Data items:
------------------------------------------------------------------------
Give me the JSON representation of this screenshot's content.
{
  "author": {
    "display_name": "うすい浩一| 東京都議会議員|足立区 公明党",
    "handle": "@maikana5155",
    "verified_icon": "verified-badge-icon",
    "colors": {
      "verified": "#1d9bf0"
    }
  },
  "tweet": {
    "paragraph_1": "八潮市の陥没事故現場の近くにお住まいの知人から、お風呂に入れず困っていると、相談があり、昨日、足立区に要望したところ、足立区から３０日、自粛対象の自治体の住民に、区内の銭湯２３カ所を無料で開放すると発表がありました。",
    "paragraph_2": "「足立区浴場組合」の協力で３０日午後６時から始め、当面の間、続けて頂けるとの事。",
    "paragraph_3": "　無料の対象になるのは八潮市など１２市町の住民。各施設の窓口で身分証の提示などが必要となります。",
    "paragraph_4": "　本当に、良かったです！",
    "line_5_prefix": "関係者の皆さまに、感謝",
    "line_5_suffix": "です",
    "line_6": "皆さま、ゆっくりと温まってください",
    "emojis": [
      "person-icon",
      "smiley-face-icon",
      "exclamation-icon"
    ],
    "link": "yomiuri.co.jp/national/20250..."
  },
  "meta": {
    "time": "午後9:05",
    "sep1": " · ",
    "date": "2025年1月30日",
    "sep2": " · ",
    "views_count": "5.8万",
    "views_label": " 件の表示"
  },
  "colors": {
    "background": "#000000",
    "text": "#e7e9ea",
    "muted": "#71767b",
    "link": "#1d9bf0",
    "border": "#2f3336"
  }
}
------------------------------------------------------------------------
**WHAT YOU HAVE TO DO**
Pull out each line holding the string "verified".

**OUTPUT OF THE EXERCISE**
    "verified_icon": "verified-badge-icon",
      "verified": "#1d9bf0"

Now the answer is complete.